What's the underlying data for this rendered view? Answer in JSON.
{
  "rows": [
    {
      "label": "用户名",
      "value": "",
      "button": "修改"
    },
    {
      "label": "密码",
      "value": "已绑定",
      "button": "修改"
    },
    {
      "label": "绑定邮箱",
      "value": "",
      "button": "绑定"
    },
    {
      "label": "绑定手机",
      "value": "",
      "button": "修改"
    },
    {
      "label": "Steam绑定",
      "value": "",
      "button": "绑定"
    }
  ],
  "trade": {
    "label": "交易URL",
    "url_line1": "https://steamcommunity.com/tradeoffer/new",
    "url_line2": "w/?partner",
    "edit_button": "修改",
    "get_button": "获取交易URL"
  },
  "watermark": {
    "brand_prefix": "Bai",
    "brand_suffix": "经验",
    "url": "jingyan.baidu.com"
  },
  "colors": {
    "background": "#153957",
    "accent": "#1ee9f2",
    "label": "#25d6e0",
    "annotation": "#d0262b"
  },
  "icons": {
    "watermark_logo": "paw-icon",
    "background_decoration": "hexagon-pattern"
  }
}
_ _ _ _
Written request
Please give back all of the records exactly as written.

Solution to the problem
What's the underlying data for this rendered view? Answer in JSON.
{
  "rows": [
    {
      "label": "用户名",
      "value": "",
      "button": "修改"
    },
    {
      "label": "密码",
      "value": "已绑定",
      "button": "修改"
    },
    {
      "label": "绑定邮箱",
      "value": "",
      "button": "绑定"
    },
    {
      "label": "绑定手机",
      "value": "",
      "button": "修改"
    },
    {
      "label": "Steam绑定",
      "value": "",
      "button": "绑定"
    }
  ],
  "trade": {
    "label": "交易URL",
    "url_line1": "https://steamcommunity.com/tradeoffer/new",
    "url_line2": "w/?partner",
    "edit_button": "修改",
    "get_button": "获取交易URL"
  },
  "watermark": {
    "brand_prefix": "Bai",
    "brand_suffix": "经验",
    "url": "jingyan.baidu.com"
  },
  "colors": {
    "background": "#153957",
    "accent": "#1ee9f2",
    "label": "#25d6e0",
    "annotation": "#d0262b"
  },
  "icons": {
    "watermark_logo": "paw-icon",
    "background_decoration": "hexagon-pattern"
  }
}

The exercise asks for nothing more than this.